start Information given

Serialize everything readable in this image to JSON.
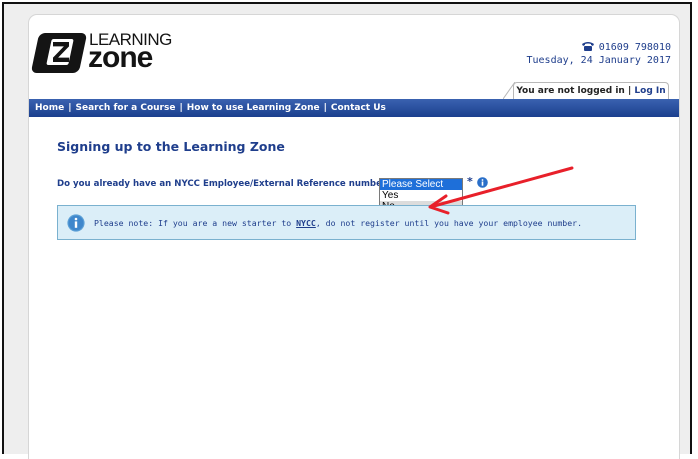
{
  "brand": {
    "logo_top": "LEARNING",
    "logo_bottom": "zone"
  },
  "contact": {
    "phone": "01609 798010",
    "date": "Tuesday, 24 January 2017"
  },
  "login": {
    "status": "You are not logged in",
    "separator": " | ",
    "link": "Log In"
  },
  "nav": {
    "items": [
      {
        "label": "Home"
      },
      {
        "label": "Search for a Course"
      },
      {
        "label": "How to use Learning Zone"
      },
      {
        "label": "Contact Us"
      }
    ],
    "separator": "|"
  },
  "page_title": "Signing up to the Learning Zone",
  "form": {
    "question": "Do you already have an NYCC Employee/External Reference number?",
    "required_mark": "*",
    "options": [
      "Please Select",
      "Yes",
      "No"
    ],
    "selected": "Please Select",
    "hovered": "No"
  },
  "notice": {
    "prefix": "Please note: If you are a new starter to ",
    "link": "NYCC",
    "suffix": ", do not register until you have your employee number."
  },
  "colors": {
    "accent": "#1f3e8c",
    "nav_bg": "#1b3f8e",
    "notice_bg": "#dbeef8",
    "annotation_arrow": "#e8202a"
  },
  "icons": {
    "phone": "phone-icon",
    "info": "info-icon"
  }
}
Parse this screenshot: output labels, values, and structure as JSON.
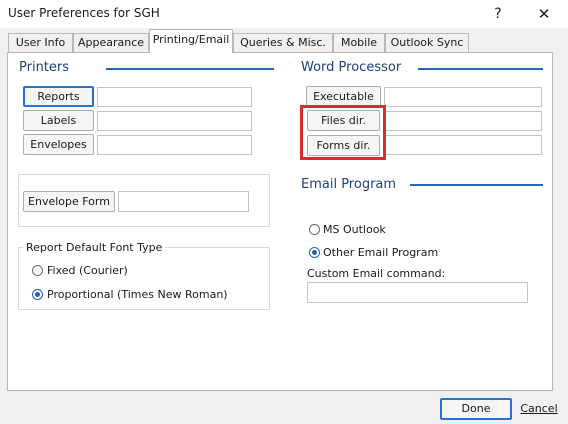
{
  "window": {
    "title": "User Preferences for SGH",
    "help_glyph": "?",
    "close_glyph": "✕"
  },
  "tabs": [
    {
      "label": "User Info",
      "active": false
    },
    {
      "label": "Appearance",
      "active": false
    },
    {
      "label": "Printing/Email",
      "active": true
    },
    {
      "label": "Queries & Misc.",
      "active": false
    },
    {
      "label": "Mobile",
      "active": false
    },
    {
      "label": "Outlook Sync",
      "active": false
    }
  ],
  "printers": {
    "heading": "Printers",
    "rows": [
      {
        "button": "Reports",
        "value": ""
      },
      {
        "button": "Labels",
        "value": ""
      },
      {
        "button": "Envelopes",
        "value": ""
      }
    ],
    "envelope_form": {
      "button": "Envelope Form",
      "value": ""
    }
  },
  "font_type": {
    "label": "Report Default Font Type",
    "options": [
      {
        "label": "Fixed (Courier)",
        "selected": false
      },
      {
        "label": "Proportional (Times New Roman)",
        "selected": true
      }
    ]
  },
  "word_processor": {
    "heading": "Word Processor",
    "rows": [
      {
        "button": "Executable",
        "value": ""
      },
      {
        "button": "Files dir.",
        "value": ""
      },
      {
        "button": "Forms dir.",
        "value": ""
      }
    ]
  },
  "email": {
    "heading": "Email Program",
    "options": [
      {
        "label": "MS Outlook",
        "selected": false
      },
      {
        "label": "Other Email Program",
        "selected": true
      }
    ],
    "command_label": "Custom Email command:",
    "command_value": ""
  },
  "footer": {
    "done": "Done",
    "cancel": "Cancel"
  },
  "colors": {
    "highlight": "#d32f2f",
    "accent": "#2a66b3"
  }
}
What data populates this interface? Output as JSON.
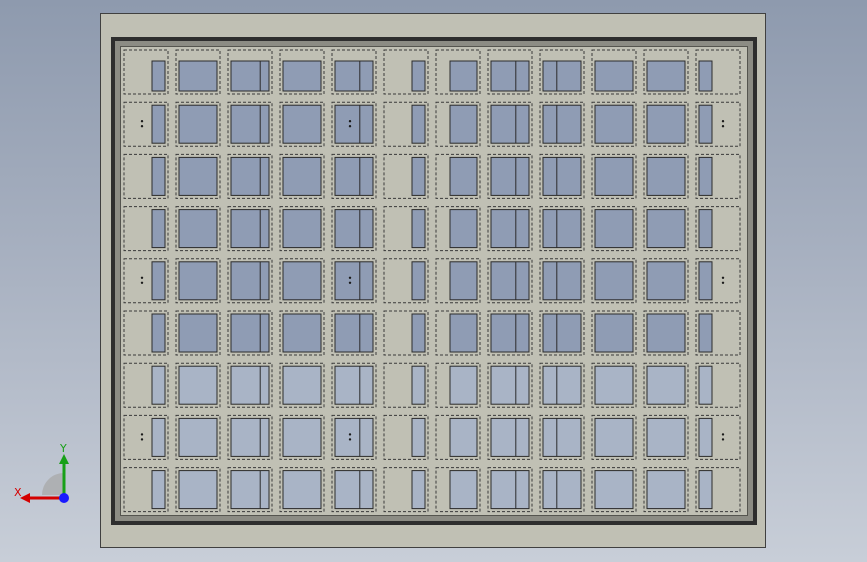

end Information given

Your task —
Find each line holding the string "heading" and copy it out.

Final result —
    "heading": "Printers",
    "heading": "Word Processor",
    "heading": "Email Program",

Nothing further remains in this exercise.